Figure record extracts
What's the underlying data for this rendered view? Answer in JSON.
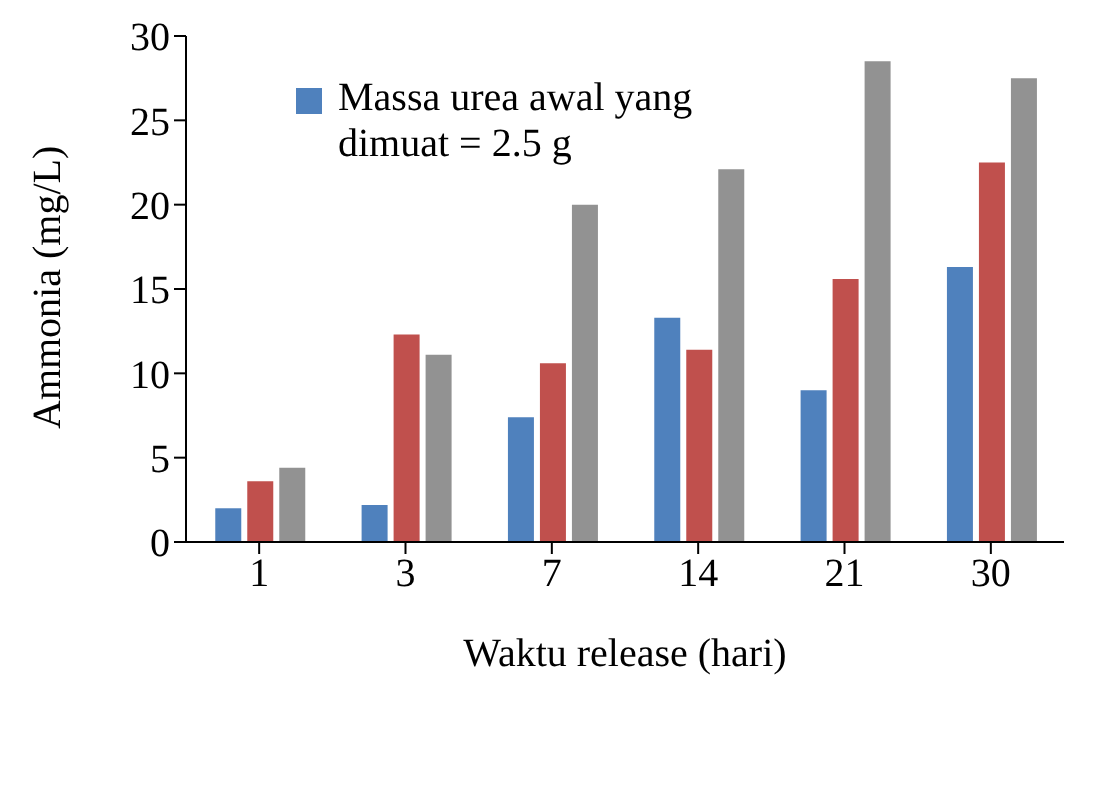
{
  "chart_data": {
    "type": "bar",
    "xlabel": "Waktu release (hari)",
    "ylabel": "Ammonia (mg/L)",
    "categories": [
      "1",
      "3",
      "7",
      "14",
      "21",
      "30"
    ],
    "series": [
      {
        "name": "Massa urea awal yang dimuat = 2.5 g",
        "color": "#4f81bd",
        "values": [
          2.0,
          2.2,
          7.4,
          13.3,
          9.0,
          16.3
        ]
      },
      {
        "color": "#c0504d",
        "values": [
          3.6,
          12.3,
          10.6,
          11.4,
          15.6,
          22.5
        ]
      },
      {
        "color": "#929292",
        "values": [
          4.4,
          11.1,
          20.0,
          22.1,
          28.5,
          27.5
        ]
      }
    ],
    "ylim": [
      0,
      30
    ],
    "yticks": [
      0,
      5,
      10,
      15,
      20,
      25,
      30
    ],
    "grid": false,
    "legend": "top left"
  }
}
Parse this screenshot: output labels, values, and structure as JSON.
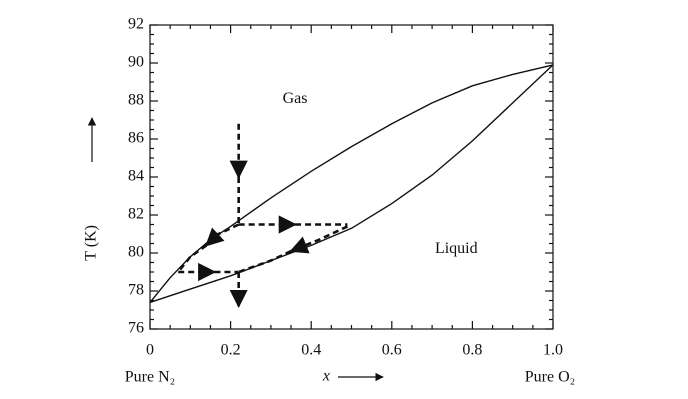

**WHAT IS BEING ASKED:**
Leave the pictures out and reproduce all of the records exactly.

**SOLUTION BELOW:**
What's the underlying data for this rendered view? Answer in JSON.
{
  "chart_data": {
    "type": "bar",
    "xlabel": "Waktu release (hari)",
    "ylabel": "Ammonia (mg/L)",
    "categories": [
      "1",
      "3",
      "7",
      "14",
      "21",
      "30"
    ],
    "series": [
      {
        "name": "Massa urea awal yang dimuat = 2.5 g",
        "color": "#4f81bd",
        "values": [
          2.0,
          2.2,
          7.4,
          13.3,
          9.0,
          16.3
        ]
      },
      {
        "color": "#c0504d",
        "values": [
          3.6,
          12.3,
          10.6,
          11.4,
          15.6,
          22.5
        ]
      },
      {
        "color": "#929292",
        "values": [
          4.4,
          11.1,
          20.0,
          22.1,
          28.5,
          27.5
        ]
      }
    ],
    "ylim": [
      0,
      30
    ],
    "yticks": [
      0,
      5,
      10,
      15,
      20,
      25,
      30
    ],
    "grid": false,
    "legend": "top left"
  }
}
Parse this screenshot: output labels, values, and structure as JSON.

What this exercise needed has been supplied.